[Structured figure records]
▽

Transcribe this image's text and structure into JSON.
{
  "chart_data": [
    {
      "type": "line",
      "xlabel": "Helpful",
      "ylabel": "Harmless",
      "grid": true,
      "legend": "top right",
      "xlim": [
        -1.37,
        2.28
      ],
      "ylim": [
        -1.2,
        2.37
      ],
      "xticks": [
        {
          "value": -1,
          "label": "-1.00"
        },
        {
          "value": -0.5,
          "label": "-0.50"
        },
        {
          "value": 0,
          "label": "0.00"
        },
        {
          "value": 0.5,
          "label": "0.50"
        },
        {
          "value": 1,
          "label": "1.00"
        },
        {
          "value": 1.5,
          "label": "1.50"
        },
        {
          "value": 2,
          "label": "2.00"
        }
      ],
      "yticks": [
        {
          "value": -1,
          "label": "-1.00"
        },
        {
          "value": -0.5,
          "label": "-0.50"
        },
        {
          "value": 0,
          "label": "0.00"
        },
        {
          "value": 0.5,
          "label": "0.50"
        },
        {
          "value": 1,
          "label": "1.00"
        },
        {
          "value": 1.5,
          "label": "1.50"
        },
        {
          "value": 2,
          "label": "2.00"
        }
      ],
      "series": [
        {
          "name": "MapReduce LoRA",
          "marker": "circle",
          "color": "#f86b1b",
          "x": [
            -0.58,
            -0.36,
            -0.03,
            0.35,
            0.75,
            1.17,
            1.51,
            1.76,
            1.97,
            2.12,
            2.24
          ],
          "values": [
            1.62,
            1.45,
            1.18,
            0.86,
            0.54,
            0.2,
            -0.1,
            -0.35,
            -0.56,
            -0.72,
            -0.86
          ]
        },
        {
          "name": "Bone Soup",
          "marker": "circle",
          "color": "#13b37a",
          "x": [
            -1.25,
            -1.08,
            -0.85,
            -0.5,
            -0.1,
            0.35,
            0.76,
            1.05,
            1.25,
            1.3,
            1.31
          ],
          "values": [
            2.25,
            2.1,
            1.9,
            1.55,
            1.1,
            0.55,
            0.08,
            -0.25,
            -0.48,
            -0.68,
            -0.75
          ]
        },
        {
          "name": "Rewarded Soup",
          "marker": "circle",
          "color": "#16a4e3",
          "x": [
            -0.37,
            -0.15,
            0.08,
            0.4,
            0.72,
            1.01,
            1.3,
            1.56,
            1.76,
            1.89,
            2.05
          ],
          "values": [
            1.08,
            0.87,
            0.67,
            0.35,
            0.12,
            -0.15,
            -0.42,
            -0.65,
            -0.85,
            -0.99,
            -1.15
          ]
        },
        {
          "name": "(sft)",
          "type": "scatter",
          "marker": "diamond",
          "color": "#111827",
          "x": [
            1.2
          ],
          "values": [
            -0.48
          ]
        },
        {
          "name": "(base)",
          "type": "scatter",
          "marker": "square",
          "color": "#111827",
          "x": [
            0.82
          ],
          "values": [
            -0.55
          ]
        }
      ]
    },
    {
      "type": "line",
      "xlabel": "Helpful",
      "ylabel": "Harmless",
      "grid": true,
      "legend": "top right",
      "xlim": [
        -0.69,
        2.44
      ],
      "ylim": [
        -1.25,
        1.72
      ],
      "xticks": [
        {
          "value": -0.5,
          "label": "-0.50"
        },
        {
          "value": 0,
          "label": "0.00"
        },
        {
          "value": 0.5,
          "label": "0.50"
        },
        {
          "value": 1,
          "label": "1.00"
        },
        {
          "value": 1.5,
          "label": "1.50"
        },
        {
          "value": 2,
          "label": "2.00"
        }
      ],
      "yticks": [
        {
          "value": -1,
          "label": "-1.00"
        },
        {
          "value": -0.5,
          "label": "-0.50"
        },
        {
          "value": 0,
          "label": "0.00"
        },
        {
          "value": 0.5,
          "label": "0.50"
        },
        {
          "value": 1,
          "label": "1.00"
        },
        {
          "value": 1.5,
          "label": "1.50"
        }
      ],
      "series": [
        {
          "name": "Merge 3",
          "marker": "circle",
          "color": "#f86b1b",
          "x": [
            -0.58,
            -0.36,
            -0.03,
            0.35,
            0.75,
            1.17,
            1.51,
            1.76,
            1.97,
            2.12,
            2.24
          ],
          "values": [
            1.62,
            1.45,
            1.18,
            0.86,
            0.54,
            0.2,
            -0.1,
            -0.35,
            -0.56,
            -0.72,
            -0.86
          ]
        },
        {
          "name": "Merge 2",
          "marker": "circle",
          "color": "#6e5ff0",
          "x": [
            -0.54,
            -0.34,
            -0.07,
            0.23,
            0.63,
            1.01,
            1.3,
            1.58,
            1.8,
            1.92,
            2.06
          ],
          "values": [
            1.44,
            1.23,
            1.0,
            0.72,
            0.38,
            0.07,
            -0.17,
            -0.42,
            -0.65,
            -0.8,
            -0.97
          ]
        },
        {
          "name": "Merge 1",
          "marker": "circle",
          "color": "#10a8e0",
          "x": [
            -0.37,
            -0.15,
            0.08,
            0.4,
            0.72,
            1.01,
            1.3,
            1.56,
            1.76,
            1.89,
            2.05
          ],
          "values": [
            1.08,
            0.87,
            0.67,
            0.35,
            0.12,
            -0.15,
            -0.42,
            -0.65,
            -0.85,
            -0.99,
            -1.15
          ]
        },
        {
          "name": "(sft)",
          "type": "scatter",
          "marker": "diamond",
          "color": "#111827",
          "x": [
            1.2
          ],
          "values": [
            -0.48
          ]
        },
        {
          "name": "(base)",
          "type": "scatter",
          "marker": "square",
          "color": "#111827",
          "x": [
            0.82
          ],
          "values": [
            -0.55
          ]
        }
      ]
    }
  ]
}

△

Copy the material above back out, exactly as written.

Transcribe this image's text and structure into JSON.
{
  "chart_data": [
    {
      "type": "line",
      "xlabel": "Helpful",
      "ylabel": "Harmless",
      "grid": true,
      "legend": "top right",
      "xlim": [
        -1.37,
        2.28
      ],
      "ylim": [
        -1.2,
        2.37
      ],
      "xticks": [
        {
          "value": -1,
          "label": "-1.00"
        },
        {
          "value": -0.5,
          "label": "-0.50"
        },
        {
          "value": 0,
          "label": "0.00"
        },
        {
          "value": 0.5,
          "label": "0.50"
        },
        {
          "value": 1,
          "label": "1.00"
        },
        {
          "value": 1.5,
          "label": "1.50"
        },
        {
          "value": 2,
          "label": "2.00"
        }
      ],
      "yticks": [
        {
          "value": -1,
          "label": "-1.00"
        },
        {
          "value": -0.5,
          "label": "-0.50"
        },
        {
          "value": 0,
          "label": "0.00"
        },
        {
          "value": 0.5,
          "label": "0.50"
        },
        {
          "value": 1,
          "label": "1.00"
        },
        {
          "value": 1.5,
          "label": "1.50"
        },
        {
          "value": 2,
          "label": "2.00"
        }
      ],
      "series": [
        {
          "name": "MapReduce LoRA",
          "marker": "circle",
          "color": "#f86b1b",
          "x": [
            -0.58,
            -0.36,
            -0.03,
            0.35,
            0.75,
            1.17,
            1.51,
            1.76,
            1.97,
            2.12,
            2.24
          ],
          "values": [
            1.62,
            1.45,
            1.18,
            0.86,
            0.54,
            0.2,
            -0.1,
            -0.35,
            -0.56,
            -0.72,
            -0.86
          ]
        },
        {
          "name": "Bone Soup",
          "marker": "circle",
          "color": "#13b37a",
          "x": [
            -1.25,
            -1.08,
            -0.85,
            -0.5,
            -0.1,
            0.35,
            0.76,
            1.05,
            1.25,
            1.3,
            1.31
          ],
          "values": [
            2.25,
            2.1,
            1.9,
            1.55,
            1.1,
            0.55,
            0.08,
            -0.25,
            -0.48,
            -0.68,
            -0.75
          ]
        },
        {
          "name": "Rewarded Soup",
          "marker": "circle",
          "color": "#16a4e3",
          "x": [
            -0.37,
            -0.15,
            0.08,
            0.4,
            0.72,
            1.01,
            1.3,
            1.56,
            1.76,
            1.89,
            2.05
          ],
          "values": [
            1.08,
            0.87,
            0.67,
            0.35,
            0.12,
            -0.15,
            -0.42,
            -0.65,
            -0.85,
            -0.99,
            -1.15
          ]
        },
        {
          "name": "(sft)",
          "type": "scatter",
          "marker": "diamond",
          "color": "#111827",
          "x": [
            1.2
          ],
          "values": [
            -0.48
          ]
        },
        {
          "name": "(base)",
          "type": "scatter",
          "marker": "square",
          "color": "#111827",
          "x": [
            0.82
          ],
          "values": [
            -0.55
          ]
        }
      ]
    },
    {
      "type": "line",
      "xlabel": "Helpful",
      "ylabel": "Harmless",
      "grid": true,
      "legend": "top right",
      "xlim": [
        -0.69,
        2.44
      ],
      "ylim": [
        -1.25,
        1.72
      ],
      "xticks": [
        {
          "value": -0.5,
          "label": "-0.50"
        },
        {
          "value": 0,
          "label": "0.00"
        },
        {
          "value": 0.5,
          "label": "0.50"
        },
        {
          "value": 1,
          "label": "1.00"
        },
        {
          "value": 1.5,
          "label": "1.50"
        },
        {
          "value": 2,
          "label": "2.00"
        }
      ],
      "yticks": [
        {
          "value": -1,
          "label": "-1.00"
        },
        {
          "value": -0.5,
          "label": "-0.50"
        },
        {
          "value": 0,
          "label": "0.00"
        },
        {
          "value": 0.5,
          "label": "0.50"
        },
        {
          "value": 1,
          "label": "1.00"
        },
        {
          "value": 1.5,
          "label": "1.50"
        }
      ],
      "series": [
        {
          "name": "Merge 3",
          "marker": "circle",
          "color": "#f86b1b",
          "x": [
            -0.58,
            -0.36,
            -0.03,
            0.35,
            0.75,
            1.17,
            1.51,
            1.76,
            1.97,
            2.12,
            2.24
          ],
          "values": [
            1.62,
            1.45,
            1.18,
            0.86,
            0.54,
            0.2,
            -0.1,
            -0.35,
            -0.56,
            -0.72,
            -0.86
          ]
        },
        {
          "name": "Merge 2",
          "marker": "circle",
          "color": "#6e5ff0",
          "x": [
            -0.54,
            -0.34,
            -0.07,
            0.23,
            0.63,
            1.01,
            1.3,
            1.58,
            1.8,
            1.92,
            2.06
          ],
          "values": [
            1.44,
            1.23,
            1.0,
            0.72,
            0.38,
            0.07,
            -0.17,
            -0.42,
            -0.65,
            -0.8,
            -0.97
          ]
        },
        {
          "name": "Merge 1",
          "marker": "circle",
          "color": "#10a8e0",
          "x": [
            -0.37,
            -0.15,
            0.08,
            0.4,
            0.72,
            1.01,
            1.3,
            1.56,
            1.76,
            1.89,
            2.05
          ],
          "values": [
            1.08,
            0.87,
            0.67,
            0.35,
            0.12,
            -0.15,
            -0.42,
            -0.65,
            -0.85,
            -0.99,
            -1.15
          ]
        },
        {
          "name": "(sft)",
          "type": "scatter",
          "marker": "diamond",
          "color": "#111827",
          "x": [
            1.2
          ],
          "values": [
            -0.48
          ]
        },
        {
          "name": "(base)",
          "type": "scatter",
          "marker": "square",
          "color": "#111827",
          "x": [
            0.82
          ],
          "values": [
            -0.55
          ]
        }
      ]
    }
  ]
}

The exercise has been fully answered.